## What is being asked
All of the data needs to be repeated exactly.

(Figure record extracts)
───
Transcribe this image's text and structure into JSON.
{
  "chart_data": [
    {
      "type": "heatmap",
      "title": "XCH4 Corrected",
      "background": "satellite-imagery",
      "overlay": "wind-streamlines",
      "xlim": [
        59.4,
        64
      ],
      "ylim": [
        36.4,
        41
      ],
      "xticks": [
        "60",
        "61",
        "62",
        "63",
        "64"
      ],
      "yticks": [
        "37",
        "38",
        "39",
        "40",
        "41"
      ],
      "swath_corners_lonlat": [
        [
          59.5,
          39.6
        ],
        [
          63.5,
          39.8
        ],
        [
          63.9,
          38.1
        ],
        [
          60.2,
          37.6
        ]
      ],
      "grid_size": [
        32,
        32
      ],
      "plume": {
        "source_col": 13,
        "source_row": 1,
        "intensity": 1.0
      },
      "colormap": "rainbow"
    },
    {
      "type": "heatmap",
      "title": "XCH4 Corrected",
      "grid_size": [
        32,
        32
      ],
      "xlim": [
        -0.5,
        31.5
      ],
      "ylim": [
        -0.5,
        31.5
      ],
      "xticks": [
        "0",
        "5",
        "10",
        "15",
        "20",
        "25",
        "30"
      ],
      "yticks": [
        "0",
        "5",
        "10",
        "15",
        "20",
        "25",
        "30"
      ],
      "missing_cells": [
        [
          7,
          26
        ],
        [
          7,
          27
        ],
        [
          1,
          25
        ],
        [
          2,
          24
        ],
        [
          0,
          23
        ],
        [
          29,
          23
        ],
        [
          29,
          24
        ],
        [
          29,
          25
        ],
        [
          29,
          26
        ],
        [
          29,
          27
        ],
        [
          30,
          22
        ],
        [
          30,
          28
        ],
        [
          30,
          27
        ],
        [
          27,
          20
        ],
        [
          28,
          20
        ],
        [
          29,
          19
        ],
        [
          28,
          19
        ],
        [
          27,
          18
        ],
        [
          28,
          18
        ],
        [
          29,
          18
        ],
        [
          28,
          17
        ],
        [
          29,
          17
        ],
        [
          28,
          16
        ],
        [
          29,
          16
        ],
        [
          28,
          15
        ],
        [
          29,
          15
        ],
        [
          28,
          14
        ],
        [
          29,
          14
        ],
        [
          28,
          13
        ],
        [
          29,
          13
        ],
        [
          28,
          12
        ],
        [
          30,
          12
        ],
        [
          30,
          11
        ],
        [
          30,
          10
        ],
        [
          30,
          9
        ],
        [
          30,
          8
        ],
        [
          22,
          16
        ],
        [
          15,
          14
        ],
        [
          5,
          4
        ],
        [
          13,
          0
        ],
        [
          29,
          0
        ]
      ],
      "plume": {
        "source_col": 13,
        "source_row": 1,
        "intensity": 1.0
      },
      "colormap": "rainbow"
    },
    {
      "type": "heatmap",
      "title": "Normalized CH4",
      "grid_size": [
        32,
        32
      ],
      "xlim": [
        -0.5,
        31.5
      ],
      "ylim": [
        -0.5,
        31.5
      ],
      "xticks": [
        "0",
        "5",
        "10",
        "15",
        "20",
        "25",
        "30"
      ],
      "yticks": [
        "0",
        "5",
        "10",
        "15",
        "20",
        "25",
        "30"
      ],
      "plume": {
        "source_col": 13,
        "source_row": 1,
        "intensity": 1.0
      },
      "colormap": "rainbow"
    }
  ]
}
───
## Result
Transcribe this image's text and structure into JSON.
{
  "chart_data": [
    {
      "type": "heatmap",
      "title": "XCH4 Corrected",
      "background": "satellite-imagery",
      "overlay": "wind-streamlines",
      "xlim": [
        59.4,
        64
      ],
      "ylim": [
        36.4,
        41
      ],
      "xticks": [
        "60",
        "61",
        "62",
        "63",
        "64"
      ],
      "yticks": [
        "37",
        "38",
        "39",
        "40",
        "41"
      ],
      "swath_corners_lonlat": [
        [
          59.5,
          39.6
        ],
        [
          63.5,
          39.8
        ],
        [
          63.9,
          38.1
        ],
        [
          60.2,
          37.6
        ]
      ],
      "grid_size": [
        32,
        32
      ],
      "plume": {
        "source_col": 13,
        "source_row": 1,
        "intensity": 1.0
      },
      "colormap": "rainbow"
    },
    {
      "type": "heatmap",
      "title": "XCH4 Corrected",
      "grid_size": [
        32,
        32
      ],
      "xlim": [
        -0.5,
        31.5
      ],
      "ylim": [
        -0.5,
        31.5
      ],
      "xticks": [
        "0",
        "5",
        "10",
        "15",
        "20",
        "25",
        "30"
      ],
      "yticks": [
        "0",
        "5",
        "10",
        "15",
        "20",
        "25",
        "30"
      ],
      "missing_cells": [
        [
          7,
          26
        ],
        [
          7,
          27
        ],
        [
          1,
          25
        ],
        [
          2,
          24
        ],
        [
          0,
          23
        ],
        [
          29,
          23
        ],
        [
          29,
          24
        ],
        [
          29,
          25
        ],
        [
          29,
          26
        ],
        [
          29,
          27
        ],
        [
          30,
          22
        ],
        [
          30,
          28
        ],
        [
          30,
          27
        ],
        [
          27,
          20
        ],
        [
          28,
          20
        ],
        [
          29,
          19
        ],
        [
          28,
          19
        ],
        [
          27,
          18
        ],
        [
          28,
          18
        ],
        [
          29,
          18
        ],
        [
          28,
          17
        ],
        [
          29,
          17
        ],
        [
          28,
          16
        ],
        [
          29,
          16
        ],
        [
          28,
          15
        ],
        [
          29,
          15
        ],
        [
          28,
          14
        ],
        [
          29,
          14
        ],
        [
          28,
          13
        ],
        [
          29,
          13
        ],
        [
          28,
          12
        ],
        [
          30,
          12
        ],
        [
          30,
          11
        ],
        [
          30,
          10
        ],
        [
          30,
          9
        ],
        [
          30,
          8
        ],
        [
          22,
          16
        ],
        [
          15,
          14
        ],
        [
          5,
          4
        ],
        [
          13,
          0
        ],
        [
          29,
          0
        ]
      ],
      "plume": {
        "source_col": 13,
        "source_row": 1,
        "intensity": 1.0
      },
      "colormap": "rainbow"
    },
    {
      "type": "heatmap",
      "title": "Normalized CH4",
      "grid_size": [
        32,
        32
      ],
      "xlim": [
        -0.5,
        31.5
      ],
      "ylim": [
        -0.5,
        31.5
      ],
      "xticks": [
        "0",
        "5",
        "10",
        "15",
        "20",
        "25",
        "30"
      ],
      "yticks": [
        "0",
        "5",
        "10",
        "15",
        "20",
        "25",
        "30"
      ],
      "plume": {
        "source_col": 13,
        "source_row": 1,
        "intensity": 1.0
      },
      "colormap": "rainbow"
    }
  ]
}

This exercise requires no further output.